* [Collected data]
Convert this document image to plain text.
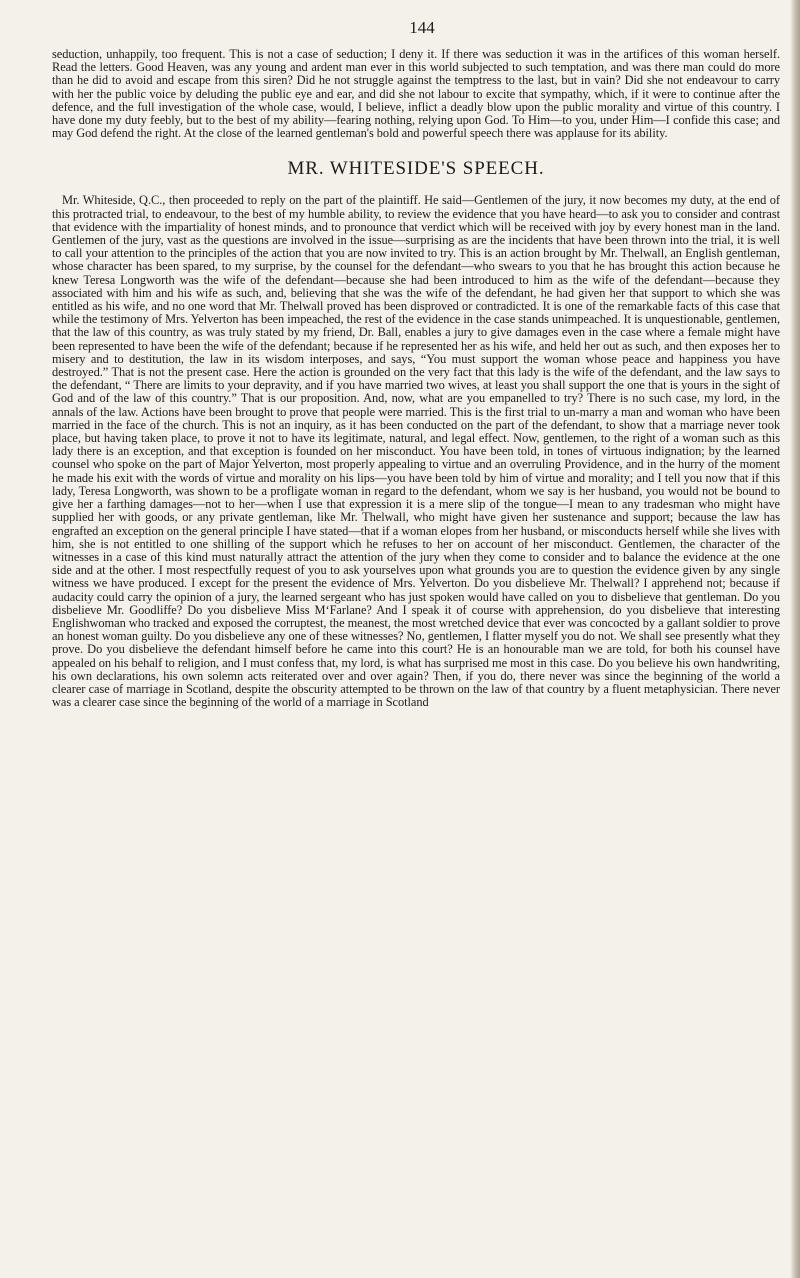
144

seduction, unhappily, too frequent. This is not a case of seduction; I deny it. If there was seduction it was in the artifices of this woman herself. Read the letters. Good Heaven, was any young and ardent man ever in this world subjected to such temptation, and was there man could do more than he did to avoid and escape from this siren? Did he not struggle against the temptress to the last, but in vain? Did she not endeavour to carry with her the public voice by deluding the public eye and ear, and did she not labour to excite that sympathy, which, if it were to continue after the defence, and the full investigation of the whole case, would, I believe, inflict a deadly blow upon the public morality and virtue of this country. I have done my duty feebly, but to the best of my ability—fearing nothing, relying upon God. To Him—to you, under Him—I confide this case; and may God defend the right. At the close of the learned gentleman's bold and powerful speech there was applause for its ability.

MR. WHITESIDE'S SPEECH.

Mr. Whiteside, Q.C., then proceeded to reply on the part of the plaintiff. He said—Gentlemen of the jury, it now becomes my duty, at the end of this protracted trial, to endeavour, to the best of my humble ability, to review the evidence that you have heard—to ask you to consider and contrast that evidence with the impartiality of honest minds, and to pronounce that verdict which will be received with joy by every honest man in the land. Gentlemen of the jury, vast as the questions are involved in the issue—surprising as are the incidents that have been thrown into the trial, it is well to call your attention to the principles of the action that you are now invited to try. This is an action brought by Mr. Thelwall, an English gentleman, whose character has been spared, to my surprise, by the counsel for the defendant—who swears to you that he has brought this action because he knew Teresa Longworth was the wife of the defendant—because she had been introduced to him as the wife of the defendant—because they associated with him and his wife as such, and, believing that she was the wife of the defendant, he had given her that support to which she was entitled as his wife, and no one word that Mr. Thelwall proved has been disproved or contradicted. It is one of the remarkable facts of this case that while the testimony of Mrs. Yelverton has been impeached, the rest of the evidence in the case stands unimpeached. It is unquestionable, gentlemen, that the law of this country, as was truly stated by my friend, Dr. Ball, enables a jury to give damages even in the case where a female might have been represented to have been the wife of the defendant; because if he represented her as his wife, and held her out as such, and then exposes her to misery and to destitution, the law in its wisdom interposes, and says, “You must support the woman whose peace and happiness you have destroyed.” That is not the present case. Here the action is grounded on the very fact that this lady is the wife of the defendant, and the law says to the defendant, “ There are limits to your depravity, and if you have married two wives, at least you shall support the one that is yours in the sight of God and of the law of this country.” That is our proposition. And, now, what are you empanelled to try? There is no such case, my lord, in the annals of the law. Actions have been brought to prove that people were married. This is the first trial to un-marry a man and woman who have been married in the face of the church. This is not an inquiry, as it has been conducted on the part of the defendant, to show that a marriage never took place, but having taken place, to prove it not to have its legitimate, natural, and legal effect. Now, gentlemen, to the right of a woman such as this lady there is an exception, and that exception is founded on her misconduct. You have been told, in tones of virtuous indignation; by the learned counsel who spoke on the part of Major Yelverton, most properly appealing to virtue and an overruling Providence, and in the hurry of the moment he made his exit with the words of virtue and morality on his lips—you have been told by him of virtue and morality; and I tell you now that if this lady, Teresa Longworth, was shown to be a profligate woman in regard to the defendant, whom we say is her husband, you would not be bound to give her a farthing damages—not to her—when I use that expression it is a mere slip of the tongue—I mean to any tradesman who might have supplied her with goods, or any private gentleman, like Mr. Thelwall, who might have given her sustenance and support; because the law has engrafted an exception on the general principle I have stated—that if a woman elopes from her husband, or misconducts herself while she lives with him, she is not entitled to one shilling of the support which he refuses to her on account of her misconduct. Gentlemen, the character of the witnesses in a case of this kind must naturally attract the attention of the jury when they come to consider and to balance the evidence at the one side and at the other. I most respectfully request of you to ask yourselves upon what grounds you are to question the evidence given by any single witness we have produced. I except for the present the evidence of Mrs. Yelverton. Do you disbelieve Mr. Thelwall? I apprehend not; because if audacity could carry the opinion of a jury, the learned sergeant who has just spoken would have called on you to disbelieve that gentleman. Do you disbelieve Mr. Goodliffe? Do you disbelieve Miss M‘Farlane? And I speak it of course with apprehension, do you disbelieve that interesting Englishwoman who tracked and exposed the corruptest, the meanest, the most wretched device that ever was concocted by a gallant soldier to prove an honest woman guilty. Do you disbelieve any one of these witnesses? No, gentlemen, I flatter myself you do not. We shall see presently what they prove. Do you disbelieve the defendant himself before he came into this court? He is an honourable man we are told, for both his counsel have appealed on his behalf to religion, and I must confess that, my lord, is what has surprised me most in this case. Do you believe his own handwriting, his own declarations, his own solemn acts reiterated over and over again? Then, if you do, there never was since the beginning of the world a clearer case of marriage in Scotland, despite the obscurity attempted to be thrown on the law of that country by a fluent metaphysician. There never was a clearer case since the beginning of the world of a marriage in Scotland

==

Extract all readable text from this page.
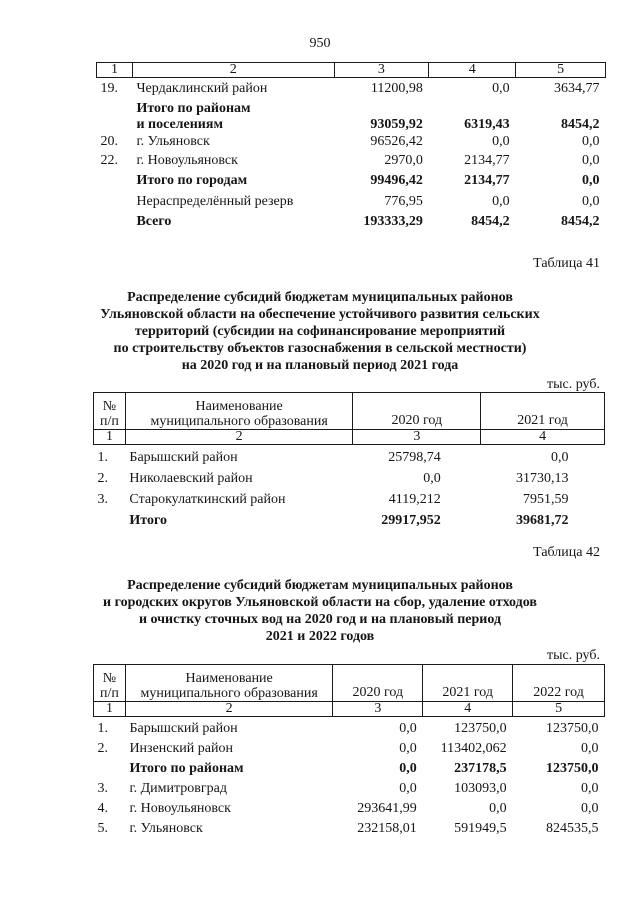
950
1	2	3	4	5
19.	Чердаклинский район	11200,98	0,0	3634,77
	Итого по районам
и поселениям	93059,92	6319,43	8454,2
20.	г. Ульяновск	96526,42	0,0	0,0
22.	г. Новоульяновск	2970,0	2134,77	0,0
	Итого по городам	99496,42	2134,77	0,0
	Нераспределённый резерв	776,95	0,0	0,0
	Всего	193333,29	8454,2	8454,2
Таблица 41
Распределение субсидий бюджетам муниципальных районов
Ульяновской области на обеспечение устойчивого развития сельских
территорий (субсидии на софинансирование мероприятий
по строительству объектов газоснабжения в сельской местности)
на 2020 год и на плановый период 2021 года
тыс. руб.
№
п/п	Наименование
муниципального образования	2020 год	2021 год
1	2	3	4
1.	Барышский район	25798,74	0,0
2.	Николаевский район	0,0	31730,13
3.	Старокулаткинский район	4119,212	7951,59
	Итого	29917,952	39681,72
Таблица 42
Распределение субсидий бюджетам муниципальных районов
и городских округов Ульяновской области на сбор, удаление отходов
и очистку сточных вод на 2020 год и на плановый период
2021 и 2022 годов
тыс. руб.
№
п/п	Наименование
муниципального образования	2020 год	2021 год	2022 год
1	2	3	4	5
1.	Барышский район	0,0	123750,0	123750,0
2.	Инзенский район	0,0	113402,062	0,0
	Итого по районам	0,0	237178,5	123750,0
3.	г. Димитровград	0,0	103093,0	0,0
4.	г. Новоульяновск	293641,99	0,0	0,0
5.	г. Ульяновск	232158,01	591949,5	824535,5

---

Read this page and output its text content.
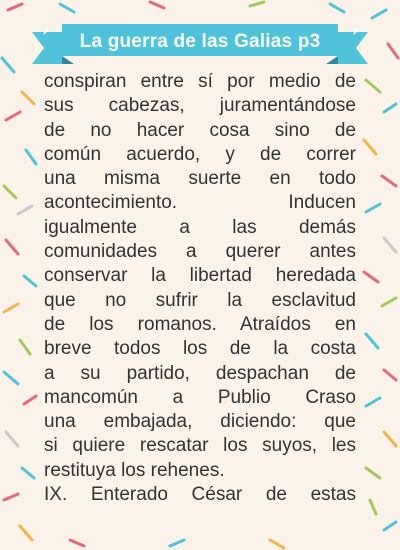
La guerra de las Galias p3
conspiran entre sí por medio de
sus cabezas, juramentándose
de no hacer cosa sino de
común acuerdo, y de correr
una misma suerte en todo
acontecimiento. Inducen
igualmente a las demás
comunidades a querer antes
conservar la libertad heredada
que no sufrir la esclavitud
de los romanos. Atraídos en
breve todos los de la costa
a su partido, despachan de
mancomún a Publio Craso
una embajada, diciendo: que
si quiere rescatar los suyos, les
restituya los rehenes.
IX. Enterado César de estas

* [Requirements] Check each line of the records for the word "муниципального", and show the lines that contain it.

* [Written reply]
муниципального образования	2020 год	2021 год
муниципального образования	2020 год	2021 год	2022 год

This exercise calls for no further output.